§ EXERCISE BRIEF
Copy each line containing the word "JSON" from the records that follow, please.

§ Rows from a figure dataset
....

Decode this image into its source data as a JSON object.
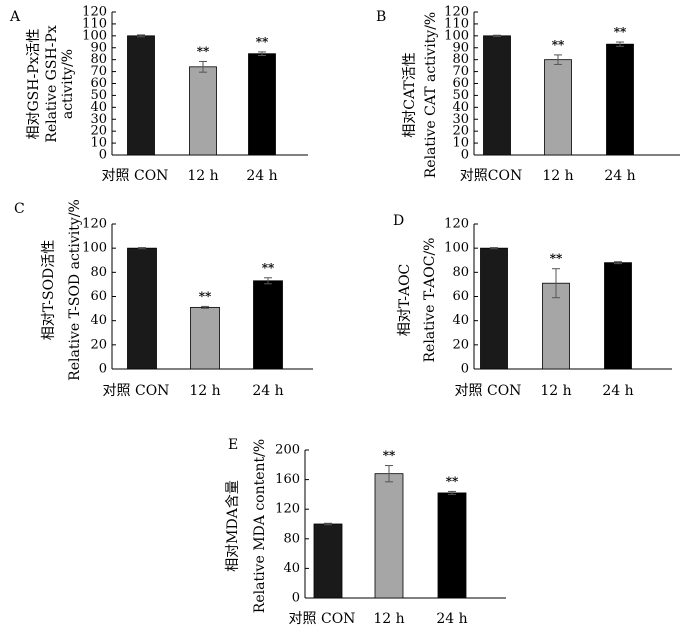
{
  "colors": {
    "con": "#1a1a1a",
    "h12": "#a6a6a6",
    "h24": "#000000",
    "axis": "#000000"
  },
  "chart_data": [
    {
      "panel": "A",
      "type": "bar",
      "categories": [
        "对照 CON",
        "12 h",
        "24 h"
      ],
      "values": [
        100,
        74,
        85
      ],
      "errors": [
        0.8,
        4.5,
        1.5
      ],
      "sig": [
        "",
        "**",
        "**"
      ],
      "ylabel_lines": [
        "相对GSH-Px活性",
        "Relative GSH-Px",
        "activity/%"
      ],
      "yticks": [
        0,
        10,
        20,
        30,
        40,
        50,
        60,
        70,
        80,
        90,
        100,
        110,
        120
      ],
      "ylim": [
        0,
        120
      ],
      "grid": false
    },
    {
      "panel": "B",
      "type": "bar",
      "categories": [
        "对照CON",
        "12 h",
        "24 h"
      ],
      "values": [
        100,
        80,
        93
      ],
      "errors": [
        0.5,
        4,
        1.8
      ],
      "sig": [
        "",
        "**",
        "**"
      ],
      "ylabel_lines": [
        "相对CAT活性",
        "Relative CAT activity/%"
      ],
      "yticks": [
        0,
        10,
        20,
        30,
        40,
        50,
        60,
        70,
        80,
        90,
        100,
        110,
        120
      ],
      "ylim": [
        0,
        120
      ],
      "grid": false
    },
    {
      "panel": "C",
      "type": "bar",
      "categories": [
        "对照 CON",
        "12 h",
        "24 h"
      ],
      "values": [
        100,
        51,
        73
      ],
      "errors": [
        0.5,
        0.8,
        2.5
      ],
      "sig": [
        "",
        "**",
        "**"
      ],
      "ylabel_lines": [
        "相对T-SOD活性",
        "Relative T-SOD activity/%"
      ],
      "yticks": [
        0,
        20,
        40,
        60,
        80,
        100,
        120
      ],
      "ylim": [
        0,
        120
      ],
      "grid": false
    },
    {
      "panel": "D",
      "type": "bar",
      "categories": [
        "对照 CON",
        "12 h",
        "24 h"
      ],
      "values": [
        100,
        71,
        88
      ],
      "errors": [
        0.5,
        12,
        0.8
      ],
      "sig": [
        "",
        "**",
        ""
      ],
      "ylabel_lines": [
        "相对T-AOC",
        "Relative T-AOC/%"
      ],
      "yticks": [
        0,
        20,
        40,
        60,
        80,
        100,
        120
      ],
      "ylim": [
        0,
        120
      ],
      "grid": false
    },
    {
      "panel": "E",
      "type": "bar",
      "categories": [
        "对照 CON",
        "12 h",
        "24 h"
      ],
      "values": [
        100,
        168,
        142
      ],
      "errors": [
        1,
        11,
        2
      ],
      "sig": [
        "",
        "**",
        "**"
      ],
      "ylabel_lines": [
        "相对MDA含量",
        "Relative MDA content/%"
      ],
      "yticks": [
        0,
        40,
        80,
        120,
        160,
        200
      ],
      "ylim": [
        0,
        200
      ],
      "grid": false
    }
  ]
}
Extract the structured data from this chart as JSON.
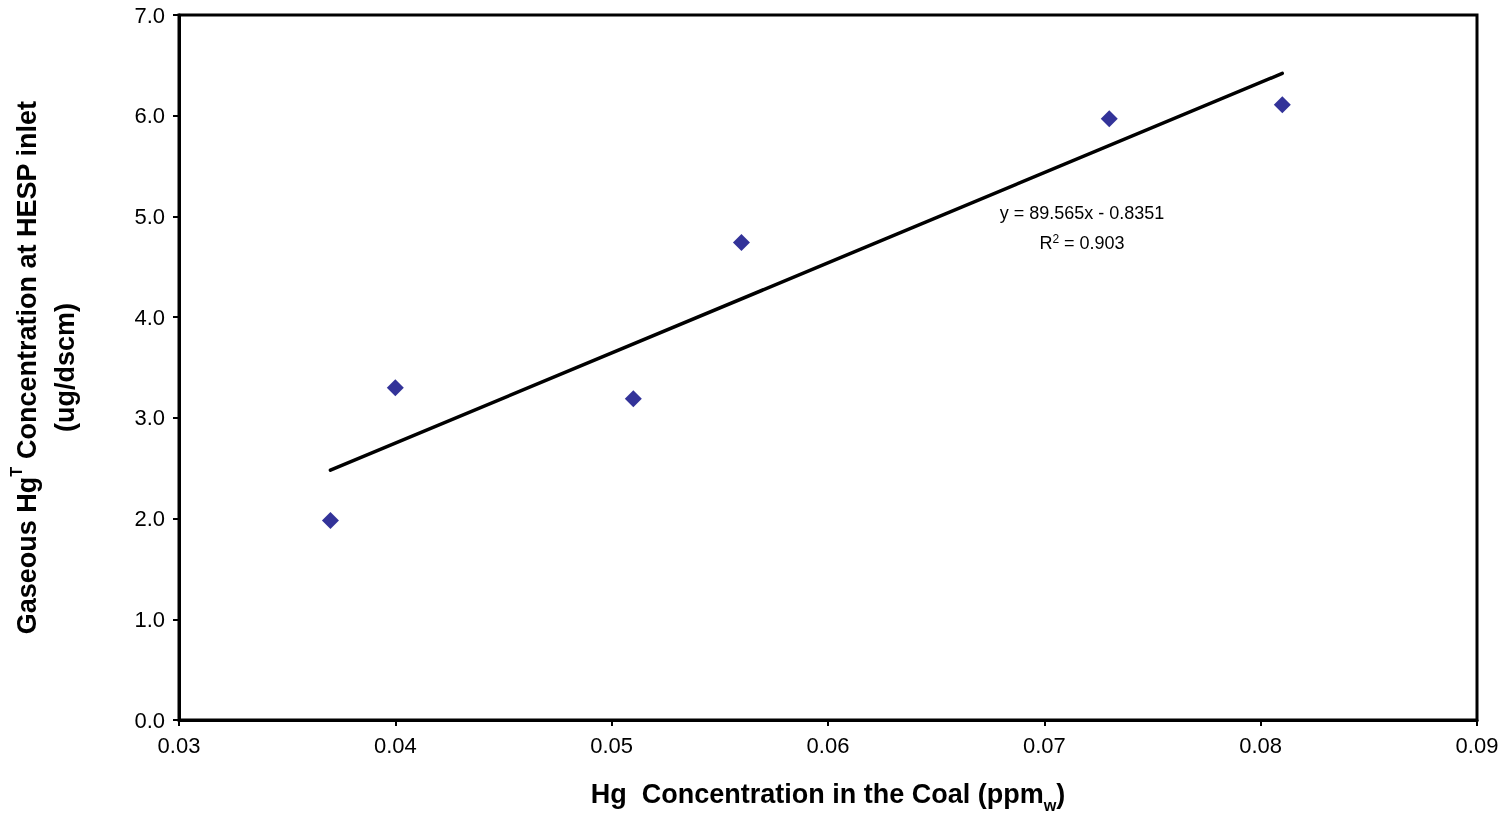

....

§ ANSWER BELOW
Decode this image into its source data as a JSON object.
Extract the structured data from this chart as JSON.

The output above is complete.